* TO DO *
Convert the lines of the records below into a numbered list, leaving out blank lines and any pictures.

* EXTRACTED DATA *
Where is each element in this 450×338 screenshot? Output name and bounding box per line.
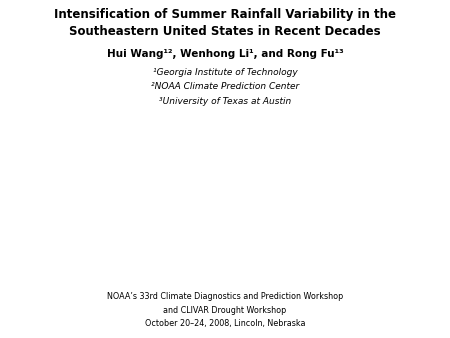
Text: and CLIVAR Drought Workshop: and CLIVAR Drought Workshop [163, 306, 287, 315]
Text: Hui Wang¹², Wenhong Li¹, and Rong Fu¹³: Hui Wang¹², Wenhong Li¹, and Rong Fu¹³ [107, 49, 343, 59]
Text: ³University of Texas at Austin: ³University of Texas at Austin [159, 97, 291, 106]
Text: Intensification of Summer Rainfall Variability in the: Intensification of Summer Rainfall Varia… [54, 8, 396, 21]
Text: NOAA’s 33rd Climate Diagnostics and Prediction Workshop: NOAA’s 33rd Climate Diagnostics and Pred… [107, 292, 343, 301]
Text: ¹Georgia Institute of Technology: ¹Georgia Institute of Technology [153, 68, 297, 77]
Text: October 20–24, 2008, Lincoln, Nebraska: October 20–24, 2008, Lincoln, Nebraska [145, 319, 305, 329]
Text: ²NOAA Climate Prediction Center: ²NOAA Climate Prediction Center [151, 82, 299, 91]
Text: Southeastern United States in Recent Decades: Southeastern United States in Recent Dec… [69, 25, 381, 38]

* TASK RESULT *
1. Where is each element in this 450×338 screenshot? Output name and bounding box per line.
2. Text: and CLIVAR Drought Workshop: and CLIVAR Drought Workshop [163, 306, 287, 315]
3. Text: Hui Wang¹², Wenhong Li¹, and Rong Fu¹³: Hui Wang¹², Wenhong Li¹, and Rong Fu¹³ [107, 49, 343, 59]
4. Text: ³University of Texas at Austin: ³University of Texas at Austin [159, 97, 291, 106]
5. Text: Intensification of Summer Rainfall Variability in the: Intensification of Summer Rainfall Varia… [54, 8, 396, 21]
6. Text: NOAA’s 33rd Climate Diagnostics and Prediction Workshop: NOAA’s 33rd Climate Diagnostics and Pred… [107, 292, 343, 301]
7. Text: ¹Georgia Institute of Technology: ¹Georgia Institute of Technology [153, 68, 297, 77]
8. Text: October 20–24, 2008, Lincoln, Nebraska: October 20–24, 2008, Lincoln, Nebraska [145, 319, 305, 329]
9. Text: ²NOAA Climate Prediction Center: ²NOAA Climate Prediction Center [151, 82, 299, 91]
10. Text: Southeastern United States in Recent Decades: Southeastern United States in Recent Dec… [69, 25, 381, 38]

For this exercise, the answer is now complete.